## [OBJECTIVE]
Quote every line as given.

## [INPUT FOR THIS TASK]
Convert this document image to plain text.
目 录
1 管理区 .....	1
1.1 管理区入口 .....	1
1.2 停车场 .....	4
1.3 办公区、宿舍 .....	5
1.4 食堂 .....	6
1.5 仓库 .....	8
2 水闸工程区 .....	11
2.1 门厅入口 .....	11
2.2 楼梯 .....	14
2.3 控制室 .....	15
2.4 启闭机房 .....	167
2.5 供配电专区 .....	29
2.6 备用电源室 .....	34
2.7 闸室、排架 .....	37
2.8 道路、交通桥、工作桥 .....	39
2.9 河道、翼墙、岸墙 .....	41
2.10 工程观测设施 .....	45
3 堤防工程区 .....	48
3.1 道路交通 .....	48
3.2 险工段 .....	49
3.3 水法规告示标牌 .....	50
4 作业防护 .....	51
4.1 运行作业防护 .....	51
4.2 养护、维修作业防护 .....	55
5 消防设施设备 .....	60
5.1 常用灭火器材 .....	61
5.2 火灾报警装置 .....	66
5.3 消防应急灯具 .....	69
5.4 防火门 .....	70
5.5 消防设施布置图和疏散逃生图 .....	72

## [RESPONSE TO THE EXERCISE]
Convert this document image to plain text.
目 录
1 管理区 .....	1
1.1 管理区入口 .....	1
1.2 停车场 .....	4
1.3 办公区、宿舍 .....	5
1.4 食堂 .....	6
1.5 仓库 .....	8
2 水闸工程区 .....	11
2.1 门厅入口 .....	11
2.2 楼梯 .....	14
2.3 控制室 .....	15
2.4 启闭机房 .....	167
2.5 供配电专区 .....	29
2.6 备用电源室 .....	34
2.7 闸室、排架 .....	37
2.8 道路、交通桥、工作桥 .....	39
2.9 河道、翼墙、岸墙 .....	41
2.10 工程观测设施 .....	45
3 堤防工程区 .....	48
3.1 道路交通 .....	48
3.2 险工段 .....	49
3.3 水法规告示标牌 .....	50
4 作业防护 .....	51
4.1 运行作业防护 .....	51
4.2 养护、维修作业防护 .....	55
5 消防设施设备 .....	60
5.1 常用灭火器材 .....	61
5.2 火灾报警装置 .....	66
5.3 消防应急灯具 .....	69
5.4 防火门 .....	70
5.5 消防设施布置图和疏散逃生图 .....	72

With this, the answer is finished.